Given task — Without the pictures, repeat the listing character for character.

[Stored entries]
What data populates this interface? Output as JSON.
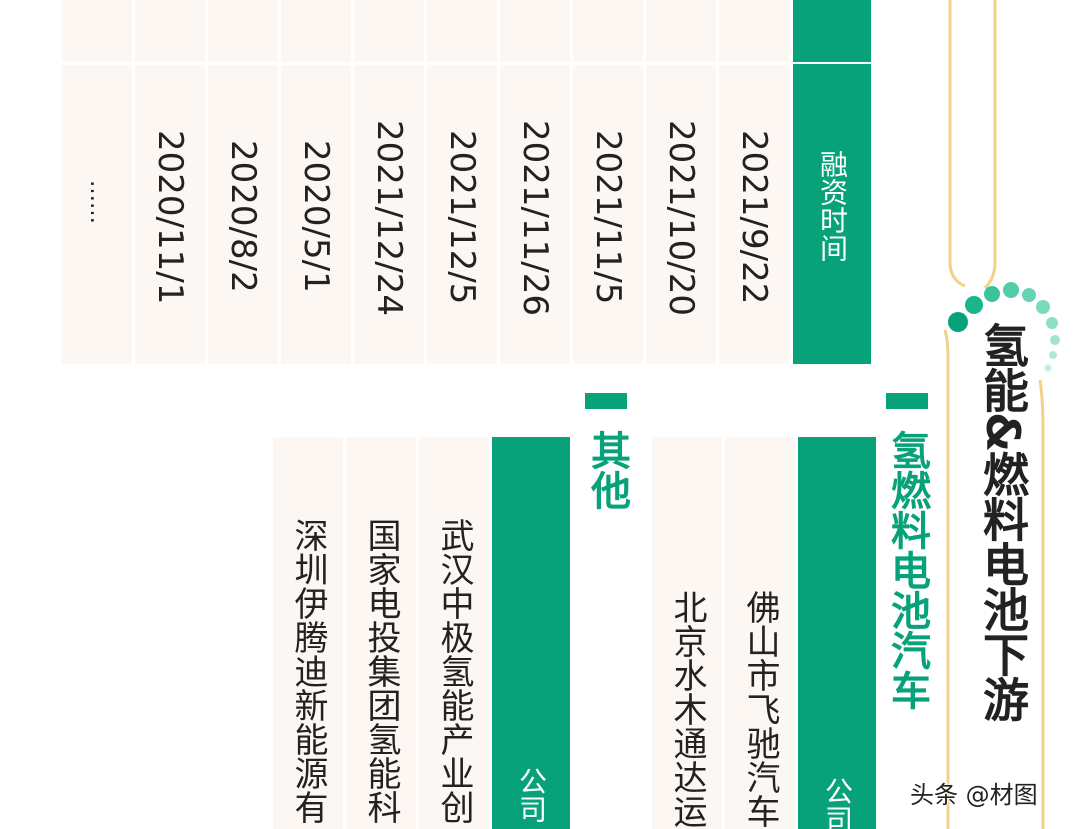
{
  "title": "氢能&燃料电池下游",
  "financing_table": {
    "header": "融资时间",
    "dates": [
      "2021/9/22",
      "2021/10/20",
      "2021/11/5",
      "2021/11/26",
      "2021/12/5",
      "2021/12/24",
      "2020/5/1",
      "2020/8/2",
      "2020/11/1",
      "……"
    ]
  },
  "section_fuel_cell": {
    "title": "氢燃料电池汽车",
    "header": "公司",
    "companies": [
      "佛山市飞驰汽车",
      "北京水木通达运"
    ]
  },
  "section_other": {
    "title": "其他",
    "header": "公司",
    "companies": [
      "武汉中极氢能产业创",
      "国家电投集团氢能科",
      "深圳伊腾迪新能源有"
    ]
  },
  "watermark": "头条 @材图",
  "colors": {
    "accent": "#07a27a",
    "cell_bg": "#fdf7f3",
    "text": "#222222",
    "frame": "#f2d28a",
    "dots": "#5fd0b0"
  }
}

Exercise response —
What data populates this interface? Output as JSON.
{
  "title": "氢能&燃料电池下游",
  "financing_table": {
    "header": "融资时间",
    "dates": [
      "2021/9/22",
      "2021/10/20",
      "2021/11/5",
      "2021/11/26",
      "2021/12/5",
      "2021/12/24",
      "2020/5/1",
      "2020/8/2",
      "2020/11/1",
      "……"
    ]
  },
  "section_fuel_cell": {
    "title": "氢燃料电池汽车",
    "header": "公司",
    "companies": [
      "佛山市飞驰汽车",
      "北京水木通达运"
    ]
  },
  "section_other": {
    "title": "其他",
    "header": "公司",
    "companies": [
      "武汉中极氢能产业创",
      "国家电投集团氢能科",
      "深圳伊腾迪新能源有"
    ]
  },
  "watermark": "头条 @材图",
  "colors": {
    "accent": "#07a27a",
    "cell_bg": "#fdf7f3",
    "text": "#222222",
    "frame": "#f2d28a",
    "dots": "#5fd0b0"
  }
}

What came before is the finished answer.